* **Task prompt**
From the listing below, pull out every line where the string "электронной" appears.

##### Dataset content #####

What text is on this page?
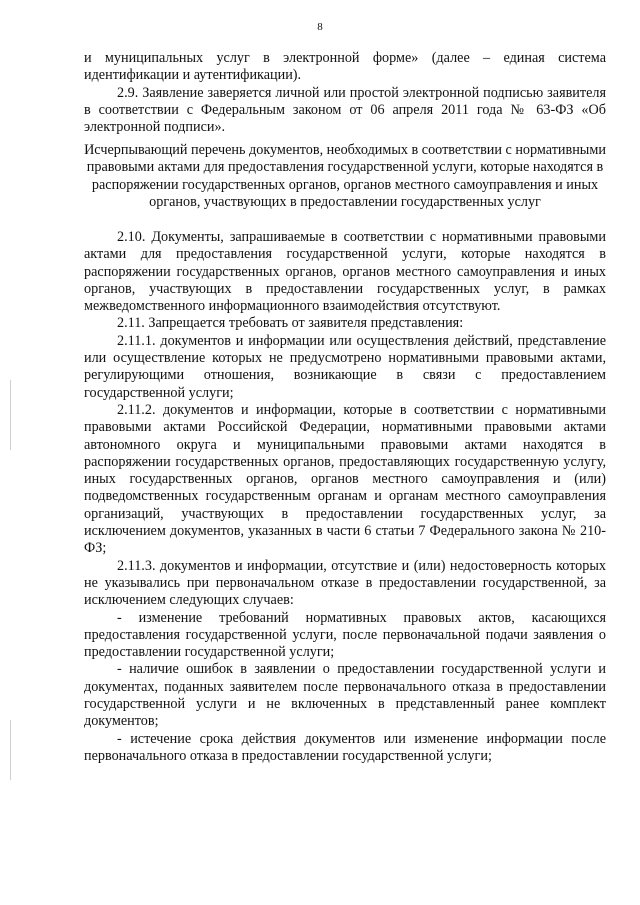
8

и муниципальных услуг в электронной форме» (далее – единая система идентификации и аутентификации).

2.9. Заявление заверяется личной или простой электронной подписью заявителя в соответствии с Федеральным законом от 06 апреля 2011 года № 63-ФЗ «Об электронной подписи».

Исчерпывающий перечень документов, необходимых в соответствии с нормативными правовыми актами для предоставления государственной услуги, которые находятся в распоряжении государственных органов, органов местного самоуправления и иных органов, участвующих в предоставлении государственных услуг

2.10. Документы, запрашиваемые в соответствии с нормативными правовыми актами для предоставления государственной услуги, которые находятся в распоряжении государственных органов, органов местного самоуправления и иных органов, участвующих в предоставлении государственных услуг, в рамках межведомственного информационного взаимодействия отсутствуют.

2.11. Запрещается требовать от заявителя представления:

2.11.1. документов и информации или осуществления действий, представление или осуществление которых не предусмотрено нормативными правовыми актами, регулирующими отношения, возникающие в связи с предоставлением государственной услуги;

2.11.2. документов и информации, которые в соответствии с нормативными правовыми актами Российской Федерации, нормативными правовыми актами автономного округа и муниципальными правовыми актами находятся в распоряжении государственных органов, предоставляющих государственную услугу, иных государственных органов, органов местного самоуправления и (или) подведомственных государственным органам и органам местного самоуправления организаций, участвующих в предоставлении государственных услуг, за исключением документов, указанных в части 6 статьи 7 Федерального закона № 210-ФЗ;

2.11.3. документов и информации, отсутствие и (или) недостоверность которых не указывались при первоначальном отказе в предоставлении государственной, за исключением следующих случаев:

- изменение требований нормативных правовых актов, касающихся предоставления государственной услуги, после первоначальной подачи заявления о предоставлении государственной услуги;

- наличие ошибок в заявлении о предоставлении государственной услуги и документах, поданных заявителем после первоначального отказа в предоставлении государственной услуги и не включенных в представленный ранее комплект документов;

- истечение срока действия документов или изменение информации после первоначального отказа в предоставлении государственной услуги;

#####

* **Result below**
и муниципальных услуг в электронной форме» (далее – единая система идентификации и аутентификации).
2.9. Заявление заверяется личной или простой электронной подписью заявителя в соответствии с Федеральным законом от 06 апреля 2011 года № 63-ФЗ «Об электронной подписи».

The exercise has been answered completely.